* REQUIREMENTS
Work out how many lines have "نواب" in them. Give only that number.

* RECORDS FOR THIS EXERCISE

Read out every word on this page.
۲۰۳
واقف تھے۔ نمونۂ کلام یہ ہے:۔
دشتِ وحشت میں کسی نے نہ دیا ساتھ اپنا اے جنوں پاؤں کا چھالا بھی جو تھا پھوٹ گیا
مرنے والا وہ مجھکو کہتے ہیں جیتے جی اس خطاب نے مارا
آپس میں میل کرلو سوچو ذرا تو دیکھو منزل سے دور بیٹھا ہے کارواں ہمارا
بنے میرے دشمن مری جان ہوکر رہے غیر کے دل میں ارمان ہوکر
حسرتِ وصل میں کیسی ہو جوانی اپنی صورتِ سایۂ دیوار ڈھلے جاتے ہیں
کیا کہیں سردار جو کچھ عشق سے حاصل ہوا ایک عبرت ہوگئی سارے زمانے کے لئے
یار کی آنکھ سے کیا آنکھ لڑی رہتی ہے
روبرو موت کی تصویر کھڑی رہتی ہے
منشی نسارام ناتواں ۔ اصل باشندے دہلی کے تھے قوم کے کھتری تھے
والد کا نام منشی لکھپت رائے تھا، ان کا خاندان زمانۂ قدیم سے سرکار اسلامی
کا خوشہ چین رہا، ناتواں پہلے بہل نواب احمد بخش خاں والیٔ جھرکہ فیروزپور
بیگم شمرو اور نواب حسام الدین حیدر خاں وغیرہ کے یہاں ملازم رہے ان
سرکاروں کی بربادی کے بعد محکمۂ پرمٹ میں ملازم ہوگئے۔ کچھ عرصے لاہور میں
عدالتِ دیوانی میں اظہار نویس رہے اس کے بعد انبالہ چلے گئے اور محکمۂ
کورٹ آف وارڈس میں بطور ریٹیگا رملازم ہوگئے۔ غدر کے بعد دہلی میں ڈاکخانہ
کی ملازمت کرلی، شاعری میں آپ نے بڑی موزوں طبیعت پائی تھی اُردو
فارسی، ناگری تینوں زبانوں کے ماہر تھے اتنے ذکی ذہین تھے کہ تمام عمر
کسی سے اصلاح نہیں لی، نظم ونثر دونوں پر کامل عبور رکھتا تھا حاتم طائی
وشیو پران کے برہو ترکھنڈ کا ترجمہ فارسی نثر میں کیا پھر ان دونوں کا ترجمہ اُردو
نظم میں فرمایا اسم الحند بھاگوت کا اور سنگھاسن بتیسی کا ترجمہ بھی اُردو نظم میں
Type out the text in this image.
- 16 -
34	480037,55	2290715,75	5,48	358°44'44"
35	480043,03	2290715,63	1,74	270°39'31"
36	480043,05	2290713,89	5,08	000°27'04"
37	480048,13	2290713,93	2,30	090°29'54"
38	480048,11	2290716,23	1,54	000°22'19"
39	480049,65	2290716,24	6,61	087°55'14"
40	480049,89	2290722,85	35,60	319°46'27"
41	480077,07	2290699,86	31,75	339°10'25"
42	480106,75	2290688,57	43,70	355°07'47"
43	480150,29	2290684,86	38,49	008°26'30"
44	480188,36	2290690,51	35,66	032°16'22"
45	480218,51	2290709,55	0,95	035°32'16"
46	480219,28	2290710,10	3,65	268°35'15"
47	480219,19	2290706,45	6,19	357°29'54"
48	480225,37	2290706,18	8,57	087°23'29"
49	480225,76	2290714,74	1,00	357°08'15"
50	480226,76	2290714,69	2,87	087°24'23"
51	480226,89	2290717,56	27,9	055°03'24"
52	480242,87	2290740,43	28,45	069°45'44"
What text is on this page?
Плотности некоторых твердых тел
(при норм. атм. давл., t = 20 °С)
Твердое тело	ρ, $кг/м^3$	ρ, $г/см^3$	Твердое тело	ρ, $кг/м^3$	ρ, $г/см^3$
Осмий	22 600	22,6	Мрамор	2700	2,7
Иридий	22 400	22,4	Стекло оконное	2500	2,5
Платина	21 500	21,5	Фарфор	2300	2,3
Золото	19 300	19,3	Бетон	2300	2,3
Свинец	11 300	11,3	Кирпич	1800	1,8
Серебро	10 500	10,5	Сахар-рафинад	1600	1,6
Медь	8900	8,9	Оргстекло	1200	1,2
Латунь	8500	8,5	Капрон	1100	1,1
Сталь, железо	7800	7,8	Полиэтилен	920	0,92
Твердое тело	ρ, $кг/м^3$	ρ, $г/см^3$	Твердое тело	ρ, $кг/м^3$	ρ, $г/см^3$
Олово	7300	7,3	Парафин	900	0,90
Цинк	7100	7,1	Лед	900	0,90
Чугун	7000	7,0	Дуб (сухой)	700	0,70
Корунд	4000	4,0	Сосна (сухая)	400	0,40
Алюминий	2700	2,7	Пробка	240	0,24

* COMPLETE OUTPUT
2